■ Work to be completed ■
Copy every line with the string "chức" in it.

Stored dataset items
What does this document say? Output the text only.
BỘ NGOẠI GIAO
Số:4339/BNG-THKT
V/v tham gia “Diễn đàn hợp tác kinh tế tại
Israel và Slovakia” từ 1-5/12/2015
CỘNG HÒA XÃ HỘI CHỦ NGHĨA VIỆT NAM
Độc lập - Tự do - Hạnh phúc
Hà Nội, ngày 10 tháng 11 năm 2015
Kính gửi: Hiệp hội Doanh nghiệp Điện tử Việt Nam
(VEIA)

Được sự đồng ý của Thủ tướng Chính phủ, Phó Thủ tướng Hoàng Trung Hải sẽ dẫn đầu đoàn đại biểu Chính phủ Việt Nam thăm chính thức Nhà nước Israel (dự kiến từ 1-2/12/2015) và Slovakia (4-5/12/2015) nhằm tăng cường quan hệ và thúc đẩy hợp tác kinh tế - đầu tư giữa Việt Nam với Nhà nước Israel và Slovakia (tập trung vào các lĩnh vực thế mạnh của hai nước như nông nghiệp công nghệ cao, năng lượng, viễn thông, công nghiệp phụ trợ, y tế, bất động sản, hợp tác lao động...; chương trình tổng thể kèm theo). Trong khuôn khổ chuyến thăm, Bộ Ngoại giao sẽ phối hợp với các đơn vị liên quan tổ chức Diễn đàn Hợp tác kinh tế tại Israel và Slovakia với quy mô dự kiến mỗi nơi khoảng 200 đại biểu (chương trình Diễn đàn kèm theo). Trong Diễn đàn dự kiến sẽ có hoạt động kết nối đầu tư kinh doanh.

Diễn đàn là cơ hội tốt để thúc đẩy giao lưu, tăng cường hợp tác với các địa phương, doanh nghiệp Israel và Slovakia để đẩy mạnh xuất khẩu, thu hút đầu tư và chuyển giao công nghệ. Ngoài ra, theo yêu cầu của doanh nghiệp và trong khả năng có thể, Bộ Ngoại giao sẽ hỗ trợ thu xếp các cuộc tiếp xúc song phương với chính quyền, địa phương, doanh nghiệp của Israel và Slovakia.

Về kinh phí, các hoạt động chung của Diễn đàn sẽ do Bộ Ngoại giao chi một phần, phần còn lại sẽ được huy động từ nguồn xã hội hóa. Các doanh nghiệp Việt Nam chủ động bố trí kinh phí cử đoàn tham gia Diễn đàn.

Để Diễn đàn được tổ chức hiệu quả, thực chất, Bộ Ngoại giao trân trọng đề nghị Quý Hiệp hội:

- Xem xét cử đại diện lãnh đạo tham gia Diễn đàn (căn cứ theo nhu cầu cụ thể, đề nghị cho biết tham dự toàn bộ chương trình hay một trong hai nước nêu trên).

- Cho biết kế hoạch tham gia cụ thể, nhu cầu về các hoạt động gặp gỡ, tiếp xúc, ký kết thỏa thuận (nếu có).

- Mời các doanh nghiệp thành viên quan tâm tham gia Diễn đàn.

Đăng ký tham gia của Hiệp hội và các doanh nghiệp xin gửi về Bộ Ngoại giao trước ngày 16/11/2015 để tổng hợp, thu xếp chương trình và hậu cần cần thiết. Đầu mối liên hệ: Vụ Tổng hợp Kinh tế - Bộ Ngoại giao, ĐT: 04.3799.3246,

■ Answer in full ■
Được sự đồng ý của Thủ tướng Chính phủ, Phó Thủ tướng Hoàng Trung Hải sẽ dẫn đầu đoàn đại biểu Chính phủ Việt Nam thăm chính thức Nhà nước Israel (dự kiến từ 1-2/12/2015) và Slovakia (4-5/12/2015) nhằm tăng cường quan hệ và thúc đẩy hợp tác kinh tế - đầu tư giữa Việt Nam với Nhà nước Israel và Slovakia (tập trung vào các lĩnh vực thế mạnh của hai nước như nông nghiệp công nghệ cao, năng lượng, viễn thông, công nghiệp phụ trợ, y tế, bất động sản, hợp tác lao động...; chương trình tổng thể kèm theo). Trong khuôn khổ chuyến thăm, Bộ Ngoại giao sẽ phối hợp với các đơn vị liên quan tổ chức Diễn đàn Hợp tác kinh tế tại Israel và Slovakia với quy mô dự kiến mỗi nơi khoảng 200 đại biểu (chương trình Diễn đàn kèm theo). Trong Diễn đàn dự kiến sẽ có hoạt động kết nối đầu tư kinh doanh.
Để Diễn đàn được tổ chức hiệu quả, thực chất, Bộ Ngoại giao trân trọng đề nghị Quý Hiệp hội:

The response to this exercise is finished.